_抜粋した文章:_
——————————
じもともともに

竹と共にある暮らしを広める人 AMPLIO

 車を走らせていくと、中央アルプスの山々が近づいてくる。そんな地域の住宅街の一軒のお宅へ。裏のお庭へ回ると突如現れた小さな小屋。そこが、AMPLIOさんの工房です。
 1つだけある小窓から見える木には、ピンク色の花が咲いていました。庭には、いろいろな草花や木があり、鳥たちの声が聴こえています。そこにたまに遊びに来る猫。よく笑う明るい人柄のAMPIOの田中さんがそこにいるその情景に、なんと気持ちのよい場所だろう、と想いながら、ゆっくりとお話を聞かせてもらいました。竹への想いがポンポンと弾けるようなお話でした。

【トピックス】
①竹細工の道へ
②竹への想い
③「大変だけど、ひご作りは好き」
④AMPLIOさんの1年
⑤動物と暮らす
⑥これからのAMPLIOさん



 竹細工の道へ

 田中さんが子どもの頃に暮らした家の周りには、竹藪が多くあり、竹が身近のものだったそうです。高校卒業後の進路を考えたときに、伝統工芸の専門学校を見学。そこで、竹細工を見たとき、子どもの頃に、竹ひごでかざぐるまを作ろうとして、作れなかったことを思い出したそうです。「もしかしたら、あの“かざぐるま”が作れるかな」とふと想ったのが竹細工の道のはじまりなのだとか。「編んであるものに、目が惹かれた」ことも理由の一つ。
——————————
_取り組む課題:_ 竹細工の工房AMPLIOを紹介する上の文章を、最後の文の後から書き継いでください。

_与えられた情報:_
——————————
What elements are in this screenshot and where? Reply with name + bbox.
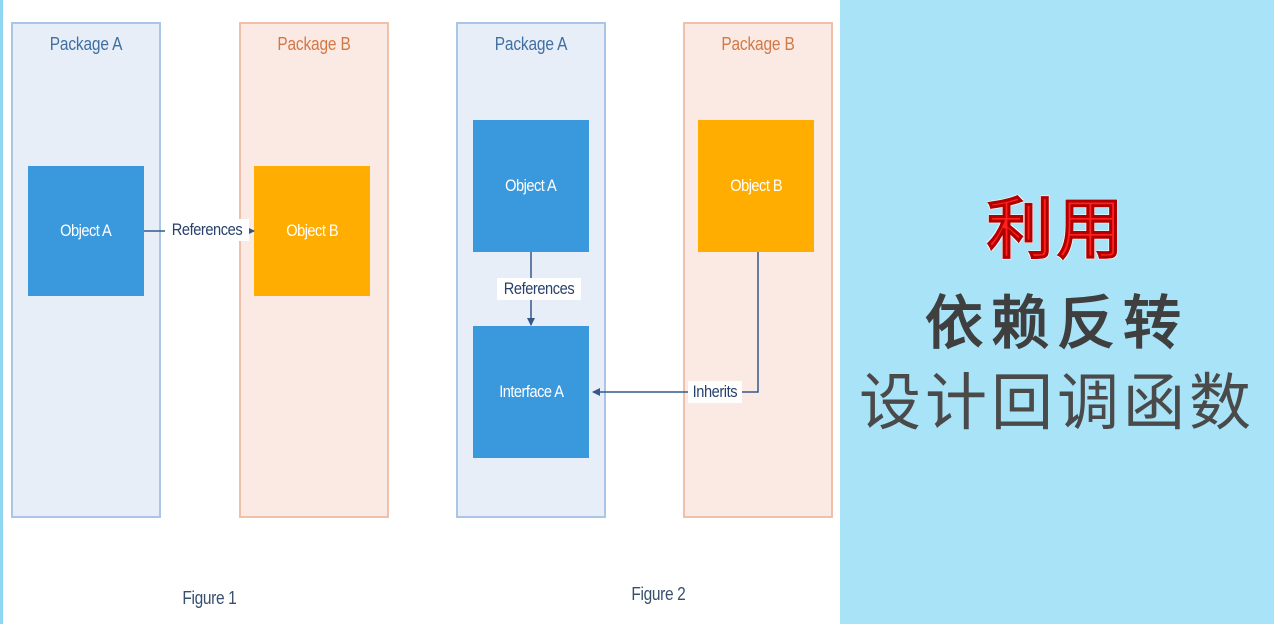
——————————
_演習の結果:_
 卒業後、竹を扱う会社に就職し、機械を使用しての竹の商品づくりに数年携わります。仕事を辞め、どこか他の国に住んでみたいという想いが生まれ、手段を考えていたところ、青年海外協力隊の“竹工芸”の募集を見つけます。その行先は、南米ベネズエラ。世界遺産が多数あり、観光が盛んな土地でした。そこで、お土産品の開発に活かすための竹細工の技術を伝えはじめます。2年の任期の中、世界遺産など観光も楽しんだそうです。「赤道に近い地域で、すごく暑かった。今思えば、熱中症だったんだ」と笑って話す田中さん。大変な想いもたくさんしたと思いますが、充実していたのだろうな、と感じました。
 そんな田中さん、2年の任期を終え、日本に戻り、しばらくしてから、竹細工を自分ではじめていきます。



 竹への思い

 「今日晴れていたから、竹を干せてよかったです。狭くならなくて。」と迎えてくれた田中さん。私たちは、意味がわからず、「そうですね…??」と応えて、取材をはじめました。途中でその意味がわかります。“田中さんがご自身で、工房の屋根にのぼり、竹を干した”というのです。
 田中さんは、ときに、竹の切りだしから取り組まれるのだそうです。竹細工の工程として、とても簡潔に書くと、「切りだし→油抜き→干す→ひごづくり→編む」があります。
 この日の田中さんは、“干す”をしていたわけです。「おぉ!そうなのですね。かっこいい。」と驚きの声が出ました。竹の緑色が抜けて、黄色になるまで、ひなたで干すそうです。 「毎年生えてくれる竹は、素材としてとてもいいものだと思う。木みたいに重くないので、一人でも作業ができるんです。竹は、自然素材であり、プラスチックの見直しにもなりますよね。普段買い物するときの観点として、ゴミになっても困らないものを買いたいと思っています。自然に戻るものを使いたい。竹は、国産素材で、長持ち。繰り返し使えて、使えば使うほど、だんだんあめ色になり、味が出てくるところもよいと思います。」 と竹への想いを伝えてくださいました。



 「大変だけど、ひごづくりは好き」

   竹細工は、“竹ひご”でできていますが、竹から竹ひごになるところを想像したことがある人は少ないのではないでしょうか。今回、ひごづくりの作業風景を見せていただきました。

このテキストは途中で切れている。